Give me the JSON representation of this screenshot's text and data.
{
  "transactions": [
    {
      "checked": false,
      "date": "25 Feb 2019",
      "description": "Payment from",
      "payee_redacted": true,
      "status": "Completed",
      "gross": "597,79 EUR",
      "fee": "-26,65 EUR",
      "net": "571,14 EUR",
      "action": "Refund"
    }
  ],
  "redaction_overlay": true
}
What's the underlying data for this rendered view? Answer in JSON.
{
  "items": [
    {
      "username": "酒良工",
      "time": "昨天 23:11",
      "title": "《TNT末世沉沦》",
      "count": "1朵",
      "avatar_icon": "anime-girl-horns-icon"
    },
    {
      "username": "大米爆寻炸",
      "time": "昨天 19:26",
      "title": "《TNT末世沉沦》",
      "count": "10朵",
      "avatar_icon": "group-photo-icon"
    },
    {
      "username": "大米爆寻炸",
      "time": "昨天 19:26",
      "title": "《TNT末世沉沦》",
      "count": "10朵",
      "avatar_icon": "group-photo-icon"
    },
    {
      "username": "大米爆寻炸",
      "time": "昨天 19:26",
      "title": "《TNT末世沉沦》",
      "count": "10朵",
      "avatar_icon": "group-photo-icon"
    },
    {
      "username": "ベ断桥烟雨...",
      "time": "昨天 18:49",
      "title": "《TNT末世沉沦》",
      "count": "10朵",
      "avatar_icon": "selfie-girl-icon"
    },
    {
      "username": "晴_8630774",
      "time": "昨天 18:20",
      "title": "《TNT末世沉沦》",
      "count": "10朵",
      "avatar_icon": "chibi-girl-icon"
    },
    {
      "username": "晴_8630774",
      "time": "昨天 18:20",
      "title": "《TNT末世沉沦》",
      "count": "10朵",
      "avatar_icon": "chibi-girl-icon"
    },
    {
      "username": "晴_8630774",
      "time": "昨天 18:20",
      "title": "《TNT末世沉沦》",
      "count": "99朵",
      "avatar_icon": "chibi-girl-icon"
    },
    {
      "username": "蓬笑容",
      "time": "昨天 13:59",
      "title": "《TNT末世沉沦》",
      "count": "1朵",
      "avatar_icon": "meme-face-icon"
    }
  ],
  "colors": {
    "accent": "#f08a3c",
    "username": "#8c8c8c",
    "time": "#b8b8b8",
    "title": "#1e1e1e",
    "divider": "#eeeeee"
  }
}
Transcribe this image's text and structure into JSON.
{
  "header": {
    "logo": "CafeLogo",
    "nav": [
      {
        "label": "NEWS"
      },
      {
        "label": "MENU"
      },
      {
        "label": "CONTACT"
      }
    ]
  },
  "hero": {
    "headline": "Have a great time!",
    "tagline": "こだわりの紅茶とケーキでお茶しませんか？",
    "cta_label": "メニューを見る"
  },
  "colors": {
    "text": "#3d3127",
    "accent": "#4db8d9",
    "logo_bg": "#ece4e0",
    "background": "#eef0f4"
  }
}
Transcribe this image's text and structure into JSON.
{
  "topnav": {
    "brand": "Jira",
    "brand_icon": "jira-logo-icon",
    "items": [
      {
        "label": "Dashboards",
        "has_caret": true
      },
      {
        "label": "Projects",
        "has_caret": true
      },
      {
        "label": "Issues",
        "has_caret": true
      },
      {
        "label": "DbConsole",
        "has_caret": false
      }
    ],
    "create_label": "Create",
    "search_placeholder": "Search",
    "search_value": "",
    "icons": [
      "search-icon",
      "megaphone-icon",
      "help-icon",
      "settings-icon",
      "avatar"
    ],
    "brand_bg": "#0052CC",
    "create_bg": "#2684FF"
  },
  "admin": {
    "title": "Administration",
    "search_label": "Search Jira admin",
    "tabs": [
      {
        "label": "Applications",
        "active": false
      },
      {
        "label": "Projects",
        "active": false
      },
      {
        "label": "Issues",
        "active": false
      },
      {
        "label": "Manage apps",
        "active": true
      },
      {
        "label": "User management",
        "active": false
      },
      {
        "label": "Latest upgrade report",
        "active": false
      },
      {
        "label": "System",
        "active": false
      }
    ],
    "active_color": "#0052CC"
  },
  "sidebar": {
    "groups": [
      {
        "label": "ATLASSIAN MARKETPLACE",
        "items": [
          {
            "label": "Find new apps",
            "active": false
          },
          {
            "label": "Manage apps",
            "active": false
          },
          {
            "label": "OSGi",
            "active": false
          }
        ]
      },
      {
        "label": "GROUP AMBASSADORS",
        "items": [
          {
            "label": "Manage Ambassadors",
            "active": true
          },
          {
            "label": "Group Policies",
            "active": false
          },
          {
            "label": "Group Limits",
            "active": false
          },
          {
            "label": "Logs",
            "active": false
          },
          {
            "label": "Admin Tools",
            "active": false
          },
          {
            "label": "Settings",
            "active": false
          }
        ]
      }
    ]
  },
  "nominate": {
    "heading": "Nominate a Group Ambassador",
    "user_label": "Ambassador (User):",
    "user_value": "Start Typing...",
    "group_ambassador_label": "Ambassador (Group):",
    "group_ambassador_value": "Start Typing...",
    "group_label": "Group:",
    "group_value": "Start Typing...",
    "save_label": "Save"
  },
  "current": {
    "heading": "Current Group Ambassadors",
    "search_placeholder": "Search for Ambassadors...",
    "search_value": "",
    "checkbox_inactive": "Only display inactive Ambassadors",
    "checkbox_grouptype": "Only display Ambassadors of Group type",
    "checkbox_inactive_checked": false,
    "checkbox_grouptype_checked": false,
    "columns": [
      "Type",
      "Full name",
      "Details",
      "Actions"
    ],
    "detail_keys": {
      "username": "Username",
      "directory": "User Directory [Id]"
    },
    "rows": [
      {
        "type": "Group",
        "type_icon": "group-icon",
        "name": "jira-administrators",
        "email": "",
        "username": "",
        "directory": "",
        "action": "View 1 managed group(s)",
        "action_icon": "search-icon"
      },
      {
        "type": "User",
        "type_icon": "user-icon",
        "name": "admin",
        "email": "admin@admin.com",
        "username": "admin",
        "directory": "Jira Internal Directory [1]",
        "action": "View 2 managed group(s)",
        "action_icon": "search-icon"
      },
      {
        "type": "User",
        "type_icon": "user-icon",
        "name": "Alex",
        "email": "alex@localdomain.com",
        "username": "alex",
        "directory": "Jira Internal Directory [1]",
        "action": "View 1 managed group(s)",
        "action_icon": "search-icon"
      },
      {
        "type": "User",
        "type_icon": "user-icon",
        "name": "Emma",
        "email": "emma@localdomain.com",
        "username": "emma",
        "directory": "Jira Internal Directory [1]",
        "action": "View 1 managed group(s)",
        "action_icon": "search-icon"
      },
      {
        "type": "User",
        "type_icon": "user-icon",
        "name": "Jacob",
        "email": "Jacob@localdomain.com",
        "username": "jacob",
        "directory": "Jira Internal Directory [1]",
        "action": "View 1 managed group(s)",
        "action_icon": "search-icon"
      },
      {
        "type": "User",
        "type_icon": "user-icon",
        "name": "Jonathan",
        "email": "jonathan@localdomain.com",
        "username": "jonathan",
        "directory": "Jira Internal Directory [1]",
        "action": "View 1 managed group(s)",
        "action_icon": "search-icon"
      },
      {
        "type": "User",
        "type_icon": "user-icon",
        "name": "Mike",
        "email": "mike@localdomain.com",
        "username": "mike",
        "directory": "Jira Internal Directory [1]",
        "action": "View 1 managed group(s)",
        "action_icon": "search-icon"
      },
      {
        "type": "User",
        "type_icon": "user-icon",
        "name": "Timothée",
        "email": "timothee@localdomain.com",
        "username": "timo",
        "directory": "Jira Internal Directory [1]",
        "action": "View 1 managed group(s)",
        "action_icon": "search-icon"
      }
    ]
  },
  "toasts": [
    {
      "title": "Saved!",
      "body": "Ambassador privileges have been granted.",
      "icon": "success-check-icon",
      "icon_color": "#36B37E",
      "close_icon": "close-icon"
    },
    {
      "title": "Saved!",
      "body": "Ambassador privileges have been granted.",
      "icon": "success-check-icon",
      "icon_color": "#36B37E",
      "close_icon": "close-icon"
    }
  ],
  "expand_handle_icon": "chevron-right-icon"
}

→ What is required: In the entries above, find every line with the word "Only" and list it.

→ Output of the task:
    "checkbox_inactive": "Only display inactive Ambassadors",
    "checkbox_grouptype": "Only display Ambassadors of Group type",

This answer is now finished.